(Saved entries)
★ ★ ★ ★ ★
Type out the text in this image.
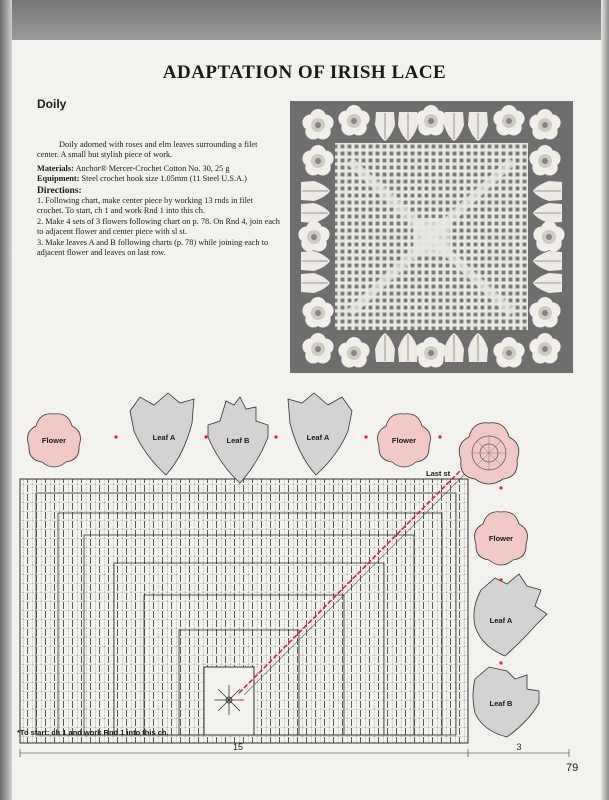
ADAPTATION OF IRISH LACE
Doily

Doily adorned with roses and elm leaves surrounding a filet center. A small but stylish piece of work.

Materials: Anchor® Mercer-Crochet Cotton No. 30, 25 g

Equipment: Steel crochet hook size 1.05mm (11 Steel U.S.A.)

Directions:

1. Following chart, make center piece by working 13 rnds in filet crochet. To start, ch 1 and work Rnd 1 into this ch.

2. Make 4 sets of 3 flowers following chart on p. 78. On Rnd 4, join each to adjacent flower and center piece with sl st.

3. Make leaves A and B following charts (p. 78) while joining each to adjacent flower and leaves on last row.

Flower	Flower
Last st
Leaf A	Leaf B	Leaf A
Flower
Leaf A
Leaf B
15	3
*To start: ch 1 and work Rnd 1 into this ch.
79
★ ★ ★ ★ ★
Aim:
What comes back should match the records exactly, minus any pictures.

Completed task:
Type out the text in this image.
ADAPTATION OF IRISH LACE
Doily

Doily adorned with roses and elm leaves surrounding a filet center. A small but stylish piece of work.

Materials: Anchor® Mercer-Crochet Cotton No. 30, 25 g

Equipment: Steel crochet hook size 1.05mm (11 Steel U.S.A.)

Directions:

1. Following chart, make center piece by working 13 rnds in filet crochet. To start, ch 1 and work Rnd 1 into this ch.

2. Make 4 sets of 3 flowers following chart on p. 78. On Rnd 4, join each to adjacent flower and center piece with sl st.

3. Make leaves A and B following charts (p. 78) while joining each to adjacent flower and leaves on last row.

Flower	Flower
Last st
Leaf A	Leaf B	Leaf A
Flower
Leaf A
Leaf B
15	3
*To start: ch 1 and work Rnd 1 into this ch.
79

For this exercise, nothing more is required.